→ **Work to complete**:
Please return the records below exactly as they appear, leaving every picture out.

→ **Extracted data**:
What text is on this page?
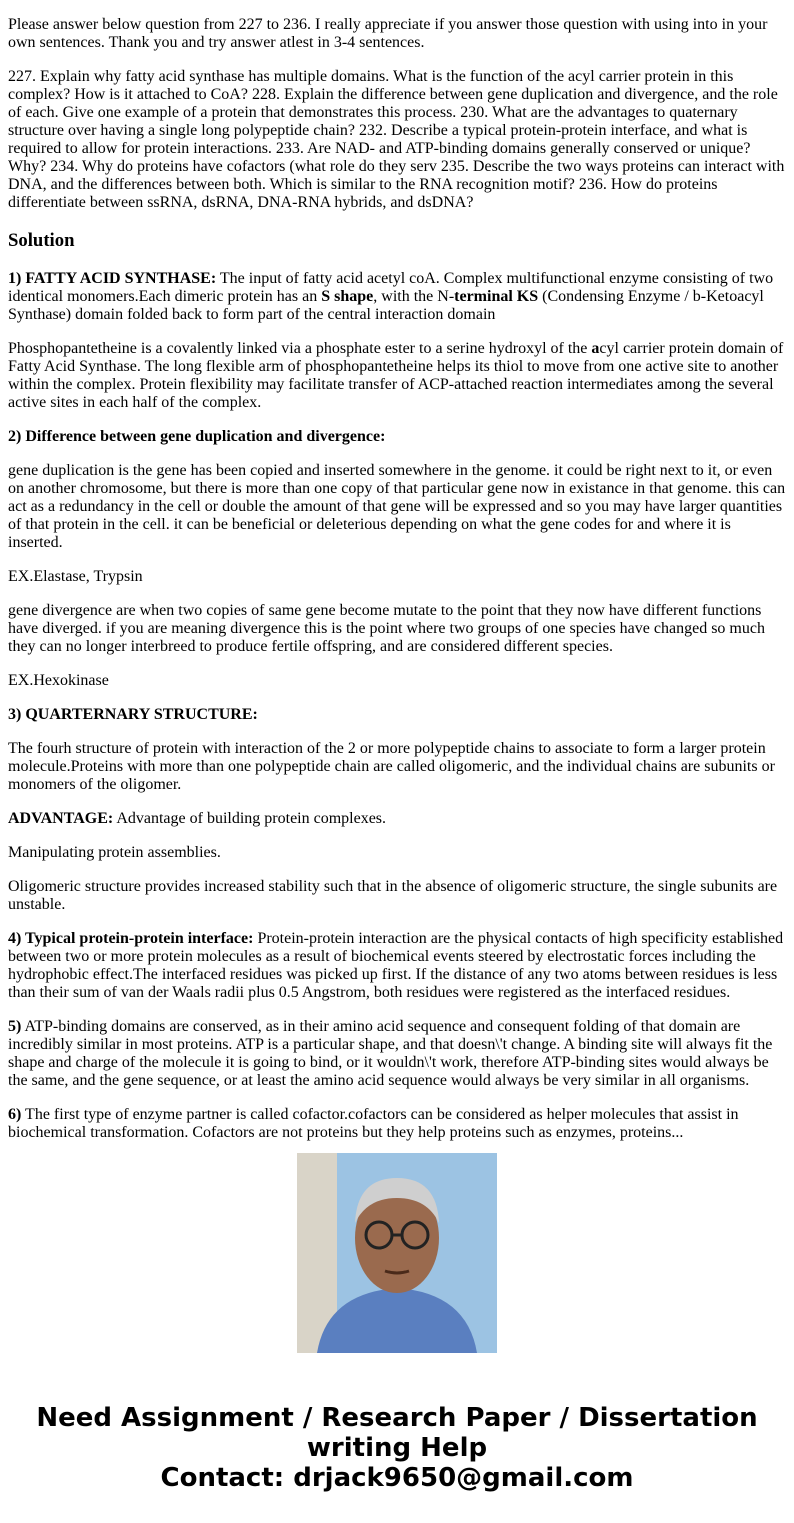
Please answer below question from 227 to 236. I really appreciate if you answer those question with using into in your own sentences. Thank you and try answer atlest in 3-4 sentences.

227. Explain why fatty acid synthase has multiple domains. What is the function of the acyl carrier protein in this complex? How is it attached to CoA? 228. Explain the difference between gene duplication and divergence, and the role of each. Give one example of a protein that demonstrates this process. 230. What are the advantages to quaternary structure over having a single long polypeptide chain? 232. Describe a typical protein-protein interface, and what is required to allow for protein interactions. 233. Are NAD- and ATP-binding domains generally conserved or unique? Why? 234. Why do proteins have cofactors (what role do they serv 235. Describe the two ways proteins can interact with DNA, and the differences between both. Which is similar to the RNA recognition motif? 236. How do proteins differentiate between ssRNA, dsRNA, DNA-RNA hybrids, and dsDNA?

Solution

1) FATTY ACID SYNTHASE: The input of fatty acid acetyl coA. Complex multifunctional enzyme consisting of two identical monomers.Each dimeric protein has an S shape, with the N-terminal KS (Condensing Enzyme / b-Ketoacyl Synthase) domain folded back to form part of the central interaction domain

Phosphopantetheine is a covalently linked via a phosphate ester to a serine hydroxyl of the acyl carrier protein domain of Fatty Acid Synthase. The long flexible arm of phosphopantetheine helps its thiol to move from one active site to another within the complex. Protein flexibility may facilitate transfer of ACP-attached reaction intermediates among the several active sites in each half of the complex.

2) Difference between gene duplication and divergence:

gene duplication is the gene has been copied and inserted somewhere in the genome. it could be right next to it, or even on another chromosome, but there is more than one copy of that particular gene now in existance in that genome. this can act as a redundancy in the cell or double the amount of that gene will be expressed and so you may have larger quantities of that protein in the cell. it can be beneficial or deleterious depending on what the gene codes for and where it is inserted.

EX.Elastase, Trypsin

gene divergence are when two copies of same gene become mutate to the point that they now have different functions have diverged. if you are meaning divergence this is the point where two groups of one species have changed so much they can no longer interbreed to produce fertile offspring, and are considered different species.

EX.Hexokinase

3) QUARTERNARY STRUCTURE:

The fourh structure of protein with interaction of the 2 or more polypeptide chains to associate to form a larger protein molecule.Proteins with more than one polypeptide chain are called oligomeric, and the individual chains are subunits or monomers of the oligomer.

ADVANTAGE: Advantage of building protein complexes.

Manipulating protein assemblies.

Oligomeric structure provides increased stability such that in the absence of oligomeric structure, the single subunits are unstable.

4) Typical protein-protein interface: Protein-protein interaction are the physical contacts of high specificity established between two or more protein molecules as a result of biochemical events steered by electrostatic forces including the hydrophobic effect.The interfaced residues was picked up first. If the distance of any two atoms between residues is less than their sum of van der Waals radii plus 0.5 Angstrom, both residues were registered as the interfaced residues.

5) ATP-binding domains are conserved, as in their amino acid sequence and consequent folding of that domain are incredibly similar in most proteins. ATP is a particular shape, and that doesn\'t change. A binding site will always fit the shape and charge of the molecule it is going to bind, or it wouldn\'t work, therefore ATP-binding sites would always be the same, and the gene sequence, or at least the amino acid sequence would always be very similar in all organisms.

6) The first type of enzyme partner is called cofactor.cofactors can be considered as helper molecules that assist in biochemical transformation. Cofactors are not proteins but they help proteins such as enzymes, proteins...

Need Assignment / Research Paper / Dissertation writing Help
Contact: drjack9650@gmail.com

→ **Task solution**:
What text is on this page?
Please answer below question from 227 to 236. I really appreciate if you answer those question with using into in your own sentences. Thank you and try answer atlest in 3-4 sentences.

227. Explain why fatty acid synthase has multiple domains. What is the function of the acyl carrier protein in this complex? How is it attached to CoA? 228. Explain the difference between gene duplication and divergence, and the role of each. Give one example of a protein that demonstrates this process. 230. What are the advantages to quaternary structure over having a single long polypeptide chain? 232. Describe a typical protein-protein interface, and what is required to allow for protein interactions. 233. Are NAD- and ATP-binding domains generally conserved or unique? Why? 234. Why do proteins have cofactors (what role do they serv 235. Describe the two ways proteins can interact with DNA, and the differences between both. Which is similar to the RNA recognition motif? 236. How do proteins differentiate between ssRNA, dsRNA, DNA-RNA hybrids, and dsDNA?

Solution

1) FATTY ACID SYNTHASE: The input of fatty acid acetyl coA. Complex multifunctional enzyme consisting of two identical monomers.Each dimeric protein has an S shape, with the N-terminal KS (Condensing Enzyme / b-Ketoacyl Synthase) domain folded back to form part of the central interaction domain

Phosphopantetheine is a covalently linked via a phosphate ester to a serine hydroxyl of the acyl carrier protein domain of Fatty Acid Synthase. The long flexible arm of phosphopantetheine helps its thiol to move from one active site to another within the complex. Protein flexibility may facilitate transfer of ACP-attached reaction intermediates among the several active sites in each half of the complex.

2) Difference between gene duplication and divergence:

gene duplication is the gene has been copied and inserted somewhere in the genome. it could be right next to it, or even on another chromosome, but there is more than one copy of that particular gene now in existance in that genome. this can act as a redundancy in the cell or double the amount of that gene will be expressed and so you may have larger quantities of that protein in the cell. it can be beneficial or deleterious depending on what the gene codes for and where it is inserted.

EX.Elastase, Trypsin

gene divergence are when two copies of same gene become mutate to the point that they now have different functions have diverged. if you are meaning divergence this is the point where two groups of one species have changed so much they can no longer interbreed to produce fertile offspring, and are considered different species.

EX.Hexokinase

3) QUARTERNARY STRUCTURE:

The fourh structure of protein with interaction of the 2 or more polypeptide chains to associate to form a larger protein molecule.Proteins with more than one polypeptide chain are called oligomeric, and the individual chains are subunits or monomers of the oligomer.

ADVANTAGE: Advantage of building protein complexes.

Manipulating protein assemblies.

Oligomeric structure provides increased stability such that in the absence of oligomeric structure, the single subunits are unstable.

4) Typical protein-protein interface: Protein-protein interaction are the physical contacts of high specificity established between two or more protein molecules as a result of biochemical events steered by electrostatic forces including the hydrophobic effect.The interfaced residues was picked up first. If the distance of any two atoms between residues is less than their sum of van der Waals radii plus 0.5 Angstrom, both residues were registered as the interfaced residues.

5) ATP-binding domains are conserved, as in their amino acid sequence and consequent folding of that domain are incredibly similar in most proteins. ATP is a particular shape, and that doesn\'t change. A binding site will always fit the shape and charge of the molecule it is going to bind, or it wouldn\'t work, therefore ATP-binding sites would always be the same, and the gene sequence, or at least the amino acid sequence would always be very similar in all organisms.

6) The first type of enzyme partner is called cofactor.cofactors can be considered as helper molecules that assist in biochemical transformation. Cofactors are not proteins but they help proteins such as enzymes, proteins...

Need Assignment / Research Paper / Dissertation writing Help
Contact: drjack9650@gmail.com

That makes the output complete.